- _EXERCISE TASK_
Copy the listing below with "screenshot" swapped for "chart image", changing nothing else and leaving out the picture.

#### MATERIAL SHOWN

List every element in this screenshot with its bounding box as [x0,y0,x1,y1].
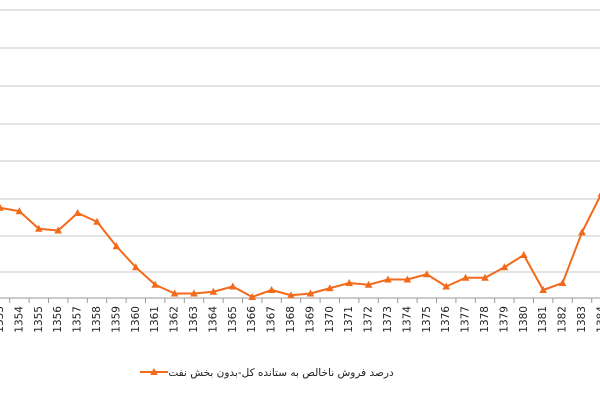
data-point-1379 [500,263,509,271]
x-tick-label-1356: 1356 [52,306,64,333]
x-tick-label-1358: 1358 [91,306,103,333]
x-tick-label-1360: 1360 [130,306,142,333]
x-tick-label-1363: 1363 [188,306,200,333]
x-tick-label-1382: 1382 [557,306,569,333]
x-tick-label-1366: 1366 [246,306,258,333]
x-tick-label-1379: 1379 [498,306,510,333]
x-tick-label-1378: 1378 [479,306,491,333]
x-tick-label-1370: 1370 [324,306,336,333]
x-tick-label-1384: 1384 [595,306,600,333]
data-point-1377 [461,273,470,281]
x-tick-label-1359: 1359 [110,306,122,333]
data-point-1361 [151,280,159,288]
data-point-1362 [170,289,179,297]
data-point-1368 [287,291,295,299]
x-tick-label-1375: 1375 [421,306,433,333]
x-tick-label-1368: 1368 [285,306,297,333]
data-point-1370 [326,284,334,292]
x-tick-label-1381: 1381 [537,306,549,333]
data-point-1382 [558,279,567,286]
data-point-1369 [306,289,315,297]
x-tick-label-1367: 1367 [266,306,278,333]
data-point-1358 [93,217,101,225]
x-tick-label-1353: 1353 [0,306,6,333]
x-tick-label-1372: 1372 [363,306,375,333]
data-point-1372 [364,280,373,288]
x-tick-label-1364: 1364 [207,306,219,333]
data-point-1359 [112,242,121,250]
legend-series-label: درصد فروش ناخالص به ستانده کل-بدون بخش ن… [168,367,394,379]
x-tick-label-1376: 1376 [440,306,452,333]
x-tick-label-1373: 1373 [382,306,394,333]
x-tick-label-1377: 1377 [460,306,472,333]
data-point-1380 [520,251,528,258]
data-point-1381 [539,286,547,293]
series-line [0,194,600,298]
data-point-1384 [597,192,600,197]
legend-marker-triangle [150,368,158,375]
data-point-1373 [384,275,392,283]
data-point-1383 [578,228,586,236]
data-point-1367 [267,286,276,293]
x-tick-label-1355: 1355 [33,306,45,333]
data-point-1376 [442,282,450,290]
data-point-1365 [229,282,237,290]
chart-grid [0,9,600,273]
data-point-1355 [35,224,43,232]
data-point-1353 [0,203,4,211]
x-tick-label-1354: 1354 [13,306,25,333]
x-tick-label-1380: 1380 [518,306,530,333]
x-tick-label-1371: 1371 [343,306,355,333]
data-point-1363 [190,289,198,297]
data-point-1364 [209,287,218,295]
x-tick-label-1369: 1369 [304,306,316,333]
data-point-1375 [423,270,431,278]
data-point-1356 [54,226,62,234]
data-point-1357 [73,209,82,216]
data-point-1374 [403,275,412,283]
x-tick-label-1374: 1374 [401,306,413,333]
x-tick-label-1365: 1365 [227,306,239,333]
legend: درصد فروش ناخالص به ستانده کل-بدون بخش ن… [140,367,394,379]
data-point-1366 [248,293,256,300]
x-tick-label-1383: 1383 [576,306,588,333]
x-tick-label-1362: 1362 [169,306,181,333]
data-point-1371 [345,279,353,286]
plot-area [0,192,600,300]
data-point-1354 [15,207,24,215]
data-point-1360 [132,263,140,271]
data-point-1378 [481,273,489,281]
x-tick-label-1357: 1357 [72,306,84,333]
x-axis [0,297,600,303]
x-tick-labels: 1353 1354 1355 1356 1357 1358 1359 1360 1361 1362… [0,306,600,333]
x-tick-label-1361: 1361 [149,306,161,333]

########

- _FULL OUTPUT_
List every element in this chart image with its bounding box as [x0,y0,x1,y1].
data-point-1379 [500,263,509,271]
x-tick-label-1356: 1356 [52,306,64,333]
x-tick-label-1358: 1358 [91,306,103,333]
x-tick-label-1360: 1360 [130,306,142,333]
x-tick-label-1363: 1363 [188,306,200,333]
x-tick-label-1382: 1382 [557,306,569,333]
x-tick-label-1366: 1366 [246,306,258,333]
x-tick-label-1379: 1379 [498,306,510,333]
x-tick-label-1378: 1378 [479,306,491,333]
x-tick-label-1370: 1370 [324,306,336,333]
x-tick-label-1384: 1384 [595,306,600,333]
data-point-1377 [461,273,470,281]
x-tick-label-1359: 1359 [110,306,122,333]
data-point-1361 [151,280,159,288]
data-point-1362 [170,289,179,297]
data-point-1368 [287,291,295,299]
x-tick-label-1375: 1375 [421,306,433,333]
x-tick-label-1368: 1368 [285,306,297,333]
data-point-1370 [326,284,334,292]
x-tick-label-1381: 1381 [537,306,549,333]
data-point-1382 [558,279,567,286]
data-point-1369 [306,289,315,297]
x-tick-label-1367: 1367 [266,306,278,333]
data-point-1358 [93,217,101,225]
x-tick-label-1353: 1353 [0,306,6,333]
x-tick-label-1372: 1372 [363,306,375,333]
data-point-1372 [364,280,373,288]
x-tick-label-1364: 1364 [207,306,219,333]
data-point-1359 [112,242,121,250]
legend-series-label: درصد فروش ناخالص به ستانده کل-بدون بخش ن… [168,367,394,379]
x-tick-label-1376: 1376 [440,306,452,333]
x-tick-label-1373: 1373 [382,306,394,333]
x-tick-label-1377: 1377 [460,306,472,333]
data-point-1380 [520,251,528,258]
data-point-1381 [539,286,547,293]
series-line [0,194,600,298]
data-point-1384 [597,192,600,197]
legend-marker-triangle [150,368,158,375]
data-point-1373 [384,275,392,283]
data-point-1383 [578,228,586,236]
data-point-1367 [267,286,276,293]
x-tick-label-1355: 1355 [33,306,45,333]
data-point-1376 [442,282,450,290]
data-point-1365 [229,282,237,290]
chart-grid [0,9,600,273]
data-point-1355 [35,224,43,232]
data-point-1353 [0,203,4,211]
x-tick-label-1354: 1354 [13,306,25,333]
x-tick-label-1380: 1380 [518,306,530,333]
x-tick-label-1371: 1371 [343,306,355,333]
data-point-1363 [190,289,198,297]
data-point-1364 [209,287,218,295]
x-tick-label-1369: 1369 [304,306,316,333]
data-point-1375 [423,270,431,278]
data-point-1356 [54,226,62,234]
data-point-1357 [73,209,82,216]
data-point-1374 [403,275,412,283]
x-tick-label-1374: 1374 [401,306,413,333]
x-tick-label-1365: 1365 [227,306,239,333]
legend: درصد فروش ناخالص به ستانده کل-بدون بخش ن… [140,367,394,379]
data-point-1366 [248,293,256,300]
x-tick-label-1383: 1383 [576,306,588,333]
x-tick-label-1362: 1362 [169,306,181,333]
data-point-1371 [345,279,353,286]
plot-area [0,192,600,300]
data-point-1354 [15,207,24,215]
data-point-1360 [132,263,140,271]
data-point-1378 [481,273,489,281]
x-tick-label-1357: 1357 [72,306,84,333]
x-axis [0,297,600,303]
x-tick-labels: 1353 1354 1355 1356 1357 1358 1359 1360 1361 1362… [0,306,600,333]
x-tick-label-1361: 1361 [149,306,161,333]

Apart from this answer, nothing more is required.